[Stated goal] Copy out the records precisely, omitting pictures.

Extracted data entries
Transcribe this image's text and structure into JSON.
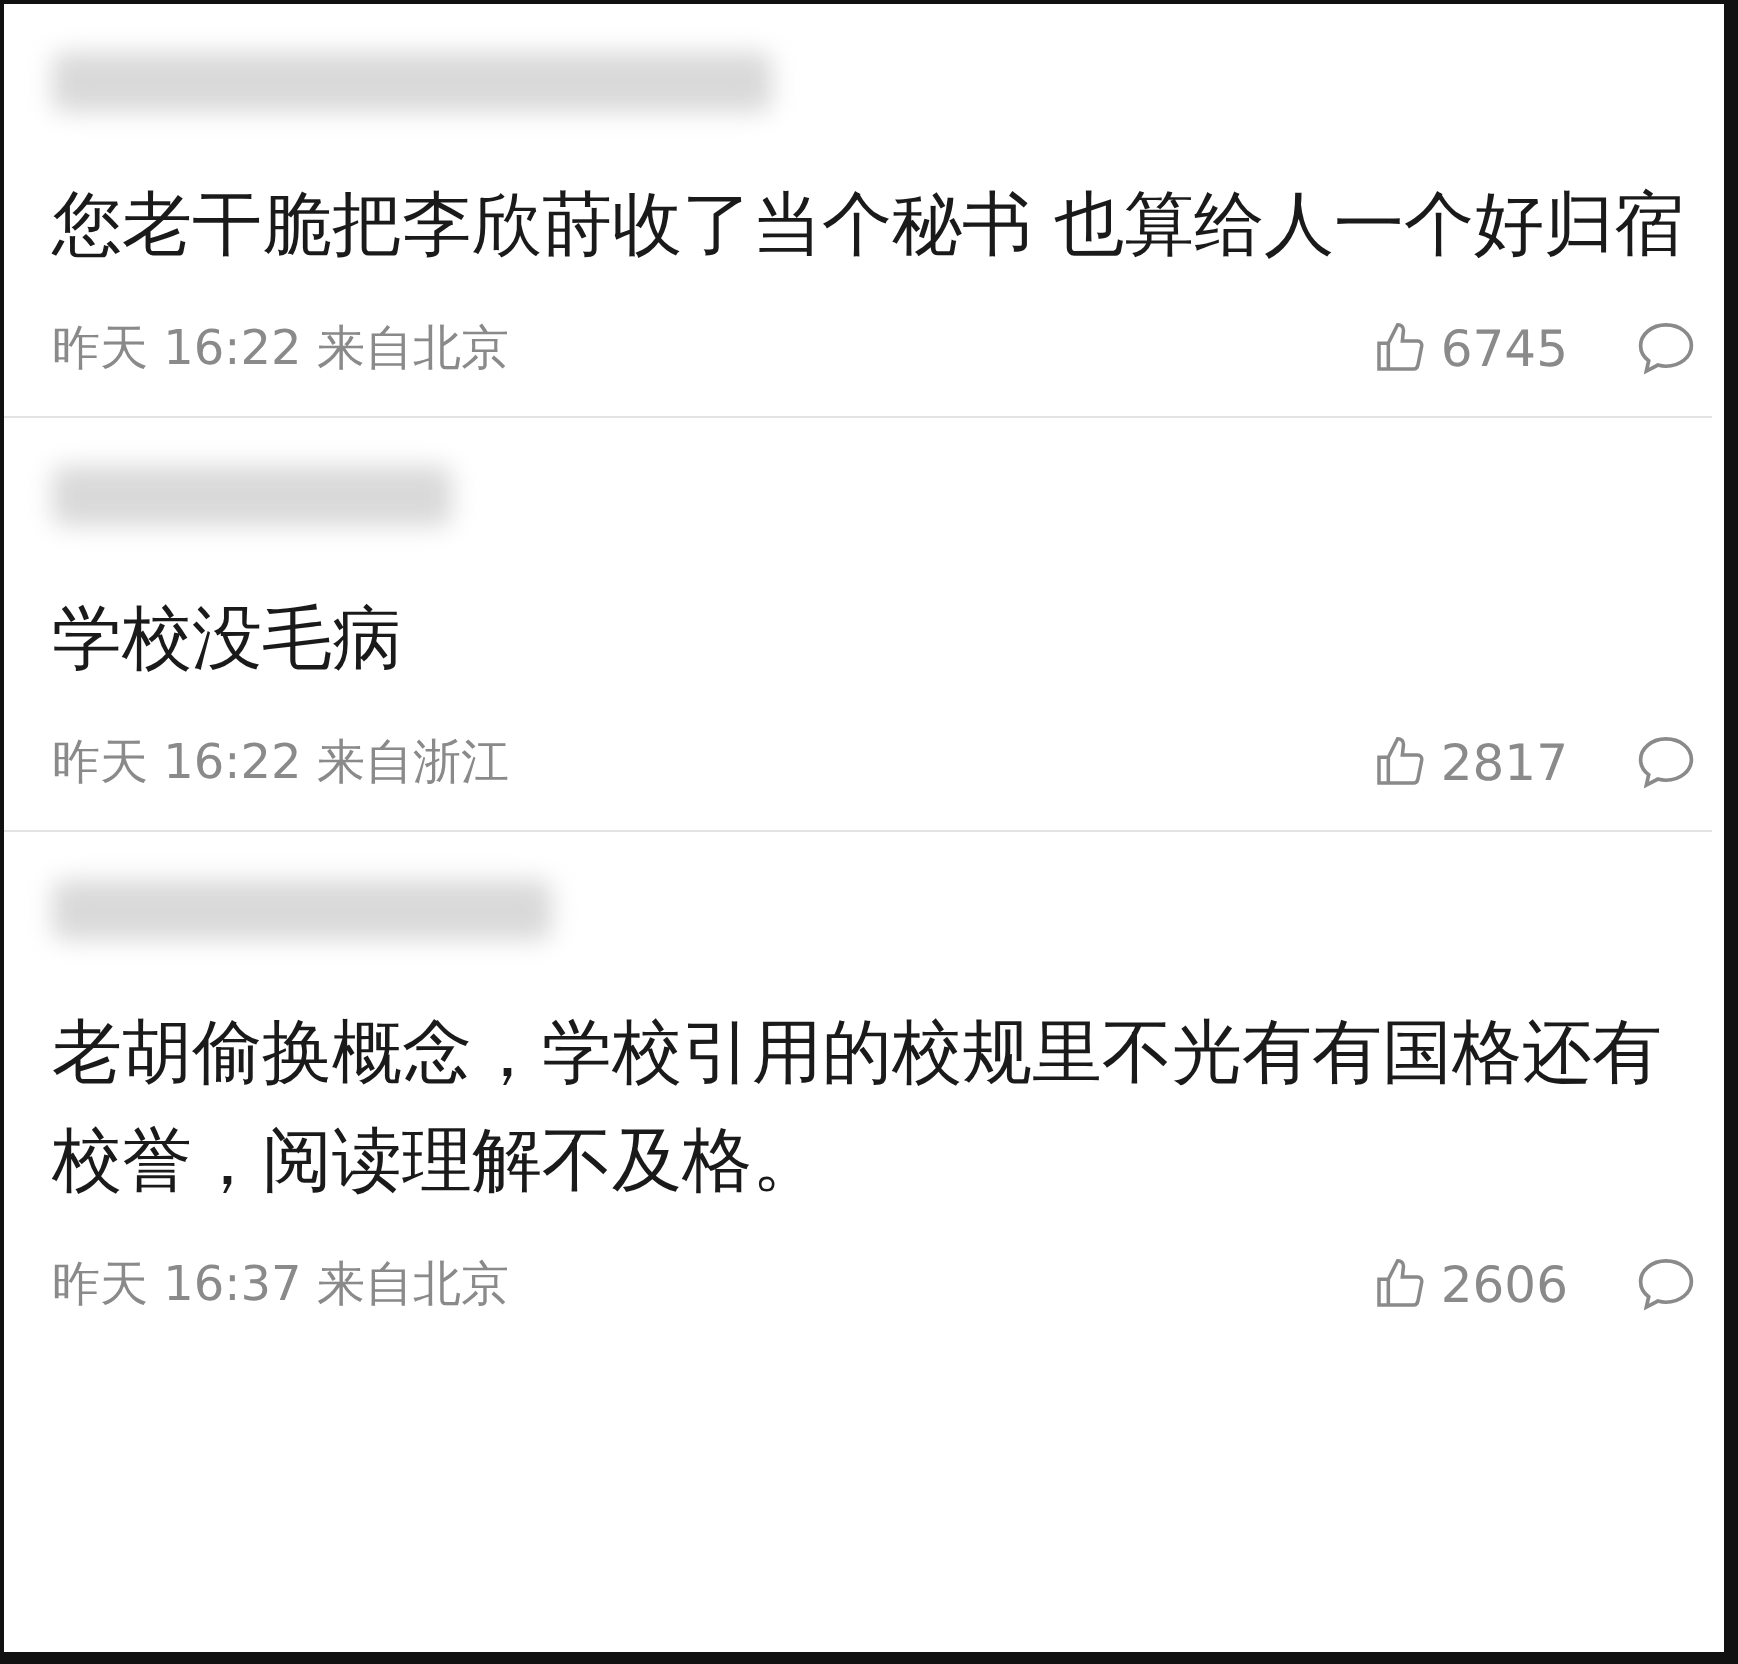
{
  "comments": [
    {
      "text": "您老干脆把李欣莳收了当个秘书 也算给人一个好归宿",
      "time": "昨天 16:22 来自北京",
      "likes": "6745"
    },
    {
      "text": "学校没毛病",
      "time": "昨天 16:22 来自浙江",
      "likes": "2817"
    },
    {
      "text": "老胡偷换概念，学校引用的校规里不光有有国格还有校誉，阅读理解不及格。",
      "time": "昨天 16:37 来自北京",
      "likes": "2606"
    }
  ]
}
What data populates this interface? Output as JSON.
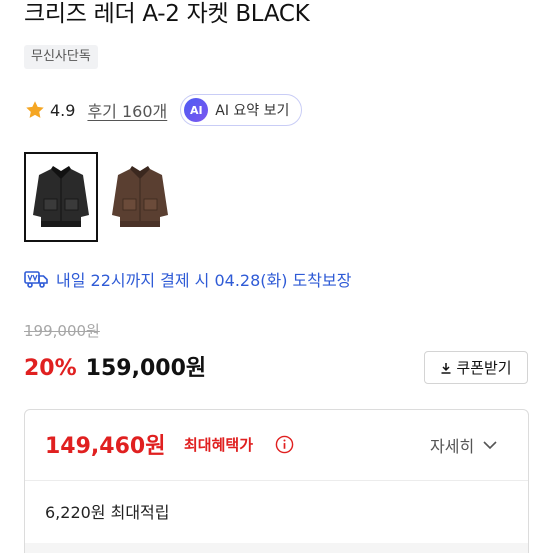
{
  "product": {
    "title": "크리즈 레더 A-2 자켓 BLACK",
    "brand": "무신사단독"
  },
  "rating": {
    "value": "4.9",
    "review_link": "후기 160개",
    "star_icon": "star-icon",
    "ai_badge": "AI",
    "ai_label": "AI 요약 보기"
  },
  "thumbnails": [
    {
      "name": "black jacket",
      "selected": true,
      "color": "#2a2a2a"
    },
    {
      "name": "brown jacket",
      "selected": false,
      "color": "#5a3f31"
    }
  ],
  "delivery": {
    "text": "내일 22시까지 결제 시 04.28(화) 도착보장",
    "icon": "delivery-truck-icon",
    "color": "#2f5bd6"
  },
  "price": {
    "original": "199,000원",
    "discount": "20%",
    "sale": "159,000원",
    "coupon_button": "쿠폰받기"
  },
  "benefit": {
    "max_price": "149,460원",
    "max_label": "최대혜택가",
    "detail_link": "자세히",
    "points": "6,220원 최대적립"
  },
  "colors": {
    "accent_red": "#e02020",
    "link_blue": "#2f5bd6",
    "ai_purple": "#5b5cf0"
  }
}
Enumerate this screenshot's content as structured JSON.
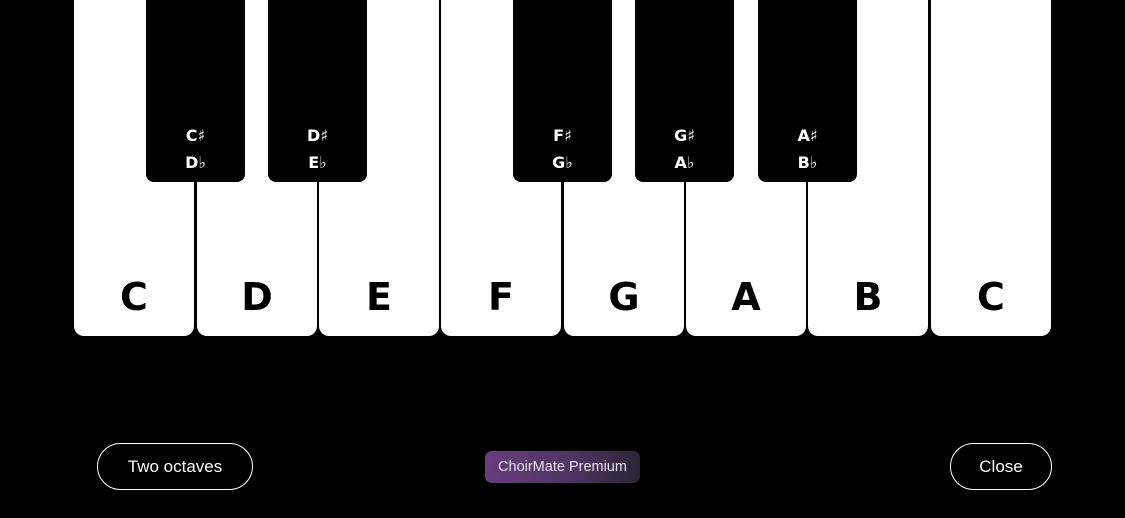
{
  "keyboard": {
    "white_keys": [
      "C",
      "D",
      "E",
      "F",
      "G",
      "A",
      "B",
      "C"
    ],
    "black_keys": [
      {
        "sharp": "C♯",
        "flat": "D♭"
      },
      {
        "sharp": "D♯",
        "flat": "E♭"
      },
      {
        "sharp": "F♯",
        "flat": "G♭"
      },
      {
        "sharp": "G♯",
        "flat": "A♭"
      },
      {
        "sharp": "A♯",
        "flat": "B♭"
      }
    ]
  },
  "footer": {
    "octave_button_label": "Two octaves",
    "premium_label": "ChoirMate Premium",
    "close_label": "Close"
  },
  "colors": {
    "background": "#000000",
    "white_key": "#ffffff",
    "black_key": "#000000",
    "premium_gradient_start": "#6a3c7c",
    "premium_gradient_end": "#2a2434"
  }
}
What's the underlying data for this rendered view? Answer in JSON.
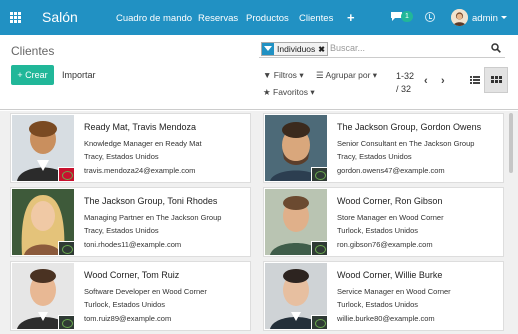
{
  "navbar": {
    "brand": "Salón",
    "menu": [
      "Cuadro de mando",
      "Reservas",
      "Productos",
      "Clientes"
    ],
    "plus": "+",
    "messages_badge": "1",
    "user": "admin"
  },
  "control_panel": {
    "title": "Clientes",
    "create_label": "Crear",
    "import_label": "Importar",
    "search": {
      "facet": "Individuos",
      "placeholder": "Buscar..."
    },
    "filters_label": "Filtros",
    "groupby_label": "Agrupar por",
    "favorites_label": "Favoritos",
    "pager_range": "1-32",
    "pager_total": "/ 32"
  },
  "colors": {
    "navbar": "#2191c3",
    "create_button": "#21b799",
    "kanban_bg": "#f0f0f0"
  },
  "cards": [
    {
      "title": "Ready Mat, Travis Mendoza",
      "job": "Knowledge Manager en Ready Mat",
      "location": "Tracy, Estados Unidos",
      "email": "travis.mendoza24@example.com"
    },
    {
      "title": "The Jackson Group, Gordon Owens",
      "job": "Senior Consultant en The Jackson Group",
      "location": "Tracy, Estados Unidos",
      "email": "gordon.owens47@example.com"
    },
    {
      "title": "The Jackson Group, Toni Rhodes",
      "job": "Managing Partner en The Jackson Group",
      "location": "Tracy, Estados Unidos",
      "email": "toni.rhodes11@example.com"
    },
    {
      "title": "Wood Corner, Ron Gibson",
      "job": "Store Manager en Wood Corner",
      "location": "Turlock, Estados Unidos",
      "email": "ron.gibson76@example.com"
    },
    {
      "title": "Wood Corner, Tom Ruiz",
      "job": "Software Developer en Wood Corner",
      "location": "Turlock, Estados Unidos",
      "email": "tom.ruiz89@example.com"
    },
    {
      "title": "Wood Corner, Willie Burke",
      "job": "Service Manager en Wood Corner",
      "location": "Turlock, Estados Unidos",
      "email": "willie.burke80@example.com"
    }
  ]
}
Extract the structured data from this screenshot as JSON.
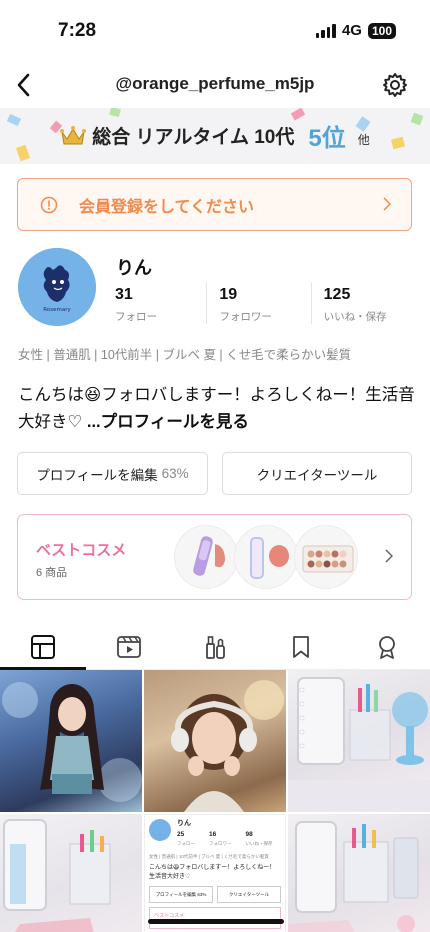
{
  "status": {
    "time": "7:28",
    "network": "4G",
    "battery": "100"
  },
  "header": {
    "title": "@orange_perfume_m5jp"
  },
  "ranking": {
    "label": "総合 リアルタイム 10代",
    "rank": "5位",
    "other": "他"
  },
  "register": {
    "label": "会員登録をしてください"
  },
  "profile": {
    "name": "りん",
    "avatar_text": "Rosemary",
    "stats": [
      {
        "value": "31",
        "label": "フォロー"
      },
      {
        "value": "19",
        "label": "フォロワー"
      },
      {
        "value": "125",
        "label": "いいね・保存"
      }
    ],
    "tags": "女性 | 普通肌 | 10代前半 | ブルベ 夏 | くせ毛で柔らかい髪質",
    "bio": "こんちは😆フォロバしますー！よろしくねー！生活音大好き♡ ",
    "bio_more": "...プロフィールを見る"
  },
  "buttons": {
    "edit": "プロフィールを編集",
    "edit_pct": "63%",
    "creator": "クリエイターツール"
  },
  "best": {
    "title": "ベストコスメ",
    "count": "6 商品"
  },
  "tabs": [
    "grid",
    "video",
    "cosme",
    "bookmark",
    "award"
  ],
  "mini_profile": {
    "name": "りん",
    "stats": [
      {
        "value": "25",
        "label": "フォロー"
      },
      {
        "value": "16",
        "label": "フォロワー"
      },
      {
        "value": "98",
        "label": "いいね・保存"
      }
    ],
    "tags": "女性 | 普通肌 | 10代前半 | ブルベ 夏 | くせ毛で柔らかい髪質",
    "bio": "こんちは😆フォロバしますー！よろしくねー！生活音大好き♡",
    "edit": "プロフィールを編集 63%",
    "creator": "クリエイターツール",
    "best": "ベストコスメ"
  }
}
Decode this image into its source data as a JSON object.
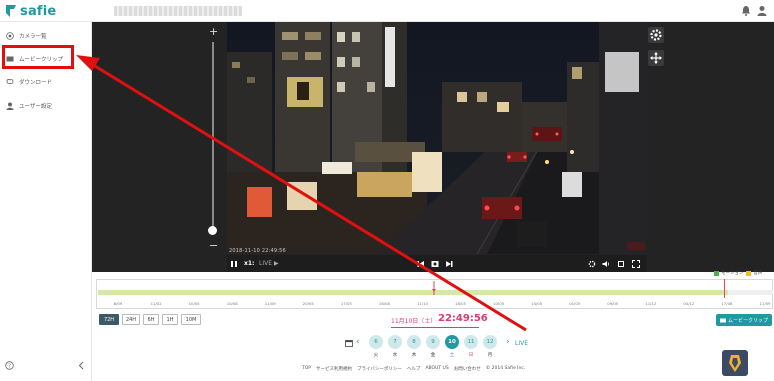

[Final result]
Transcribe this image's text and structure into JSON.
{
  "comments": [
    {
      "text": "您老干脆把李欣莳收了当个秘书 也算给人一个好归宿",
      "time": "昨天 16:22 来自北京",
      "likes": "6745"
    },
    {
      "text": "学校没毛病",
      "time": "昨天 16:22 来自浙江",
      "likes": "2817"
    },
    {
      "text": "老胡偷换概念，学校引用的校规里不光有有国格还有校誉，阅读理解不及格。",
      "time": "昨天 16:37 来自北京",
      "likes": "2606"
    }
  ]
}
What data populates this interface? Output as JSON.
{
  "product": {
    "title": "크리즈 레더 A-2 자켓 BLACK",
    "brand": "무신사단독"
  },
  "rating": {
    "value": "4.9",
    "review_link": "후기 160개",
    "star_icon": "star-icon",
    "ai_badge": "AI",
    "ai_label": "AI 요약 보기"
  },
  "thumbnails": [
    {
      "name": "black jacket",
      "selected": true,
      "color": "#2a2a2a"
    },
    {
      "name": "brown jacket",
      "selected": false,
      "color": "#5a3f31"
    }
  ],
  "delivery": {
    "text": "내일 22시까지 결제 시 04.28(화) 도착보장",
    "icon": "delivery-truck-icon",
    "color": "#2f5bd6"
  },
  "price": {
    "original": "199,000원",
    "discount": "20%",
    "sale": "159,000원",
    "coupon_button": "쿠폰받기"
  },
  "benefit": {
    "max_price": "149,460원",
    "max_label": "최대혜택가",
    "detail_link": "자세히",
    "points": "6,220원 최대적립"
  },
  "colors": {
    "accent_red": "#e02020",
    "link_blue": "#2f5bd6",
    "ai_purple": "#5b5cf0"
  }
}
Enumerate this screenshot's content as structured JSON.
{
  "keyboard": {
    "white_keys": [
      "C",
      "D",
      "E",
      "F",
      "G",
      "A",
      "B",
      "C"
    ],
    "black_keys": [
      {
        "sharp": "C♯",
        "flat": "D♭"
      },
      {
        "sharp": "D♯",
        "flat": "E♭"
      },
      {
        "sharp": "F♯",
        "flat": "G♭"
      },
      {
        "sharp": "G♯",
        "flat": "A♭"
      },
      {
        "sharp": "A♯",
        "flat": "B♭"
      }
    ]
  },
  "footer": {
    "octave_button_label": "Two octaves",
    "premium_label": "ChoirMate Premium",
    "close_label": "Close"
  },
  "colors": {
    "background": "#000000",
    "white_key": "#ffffff",
    "black_key": "#000000",
    "premium_gradient_start": "#6a3c7c",
    "premium_gradient_end": "#2a2434"
  }
}
What's the underlying data for this rendered view? Answer in JSON.
{
  "navbar": {
    "brand": "Salón",
    "menu": [
      "Cuadro de mando",
      "Reservas",
      "Productos",
      "Clientes"
    ],
    "plus": "+",
    "messages_badge": "1",
    "user": "admin"
  },
  "control_panel": {
    "title": "Clientes",
    "create_label": "Crear",
    "import_label": "Importar",
    "search": {
      "facet": "Individuos",
      "placeholder": "Buscar..."
    },
    "filters_label": "Filtros",
    "groupby_label": "Agrupar por",
    "favorites_label": "Favoritos",
    "pager_range": "1-32",
    "pager_total": "/ 32"
  },
  "colors": {
    "navbar": "#2191c3",
    "create_button": "#21b799",
    "kanban_bg": "#f0f0f0"
  },
  "cards": [
    {
      "title": "Ready Mat, Travis Mendoza",
      "job": "Knowledge Manager en Ready Mat",
      "location": "Tracy, Estados Unidos",
      "email": "travis.mendoza24@example.com"
    },
    {
      "title": "The Jackson Group, Gordon Owens",
      "job": "Senior Consultant en The Jackson Group",
      "location": "Tracy, Estados Unidos",
      "email": "gordon.owens47@example.com"
    },
    {
      "title": "The Jackson Group, Toni Rhodes",
      "job": "Managing Partner en The Jackson Group",
      "location": "Tracy, Estados Unidos",
      "email": "toni.rhodes11@example.com"
    },
    {
      "title": "Wood Corner, Ron Gibson",
      "job": "Store Manager en Wood Corner",
      "location": "Turlock, Estados Unidos",
      "email": "ron.gibson76@example.com"
    },
    {
      "title": "Wood Corner, Tom Ruiz",
      "job": "Software Developer en Wood Corner",
      "location": "Turlock, Estados Unidos",
      "email": "tom.ruiz89@example.com"
    },
    {
      "title": "Wood Corner, Willie Burke",
      "job": "Service Manager en Wood Corner",
      "location": "Turlock, Estados Unidos",
      "email": "willie.burke80@example.com"
    }
  ]
}
Extract the structured data from this screenshot as JSON.
{
  "status": {
    "time": "7:28",
    "network": "4G",
    "battery": "100"
  },
  "header": {
    "title": "@orange_perfume_m5jp"
  },
  "ranking": {
    "label": "総合 リアルタイム 10代",
    "rank": "5位",
    "other": "他"
  },
  "register": {
    "label": "会員登録をしてください"
  },
  "profile": {
    "name": "りん",
    "avatar_text": "Rosemary",
    "stats": [
      {
        "value": "31",
        "label": "フォロー"
      },
      {
        "value": "19",
        "label": "フォロワー"
      },
      {
        "value": "125",
        "label": "いいね・保存"
      }
    ],
    "tags": "女性 | 普通肌 | 10代前半 | ブルベ 夏 | くせ毛で柔らかい髪質",
    "bio": "こんちは😆フォロバしますー！よろしくねー！生活音大好き♡ ",
    "bio_more": "...プロフィールを見る"
  },
  "buttons": {
    "edit": "プロフィールを編集",
    "edit_pct": "63%",
    "creator": "クリエイターツール"
  },
  "best": {
    "title": "ベストコスメ",
    "count": "6 商品"
  },
  "tabs": [
    "grid",
    "video",
    "cosme",
    "bookmark",
    "award"
  ],
  "mini_profile": {
    "name": "りん",
    "stats": [
      {
        "value": "25",
        "label": "フォロー"
      },
      {
        "value": "16",
        "label": "フォロワー"
      },
      {
        "value": "98",
        "label": "いいね・保存"
      }
    ],
    "tags": "女性 | 普通肌 | 10代前半 | ブルベ 夏 | くせ毛で柔らかい髪質",
    "bio": "こんちは😆フォロバしますー！よろしくねー！生活音大好き♡",
    "edit": "プロフィールを編集 63%",
    "creator": "クリエイターツール",
    "best": "ベストコスメ"
  }
}
Decode this image into its source data as a JSON object.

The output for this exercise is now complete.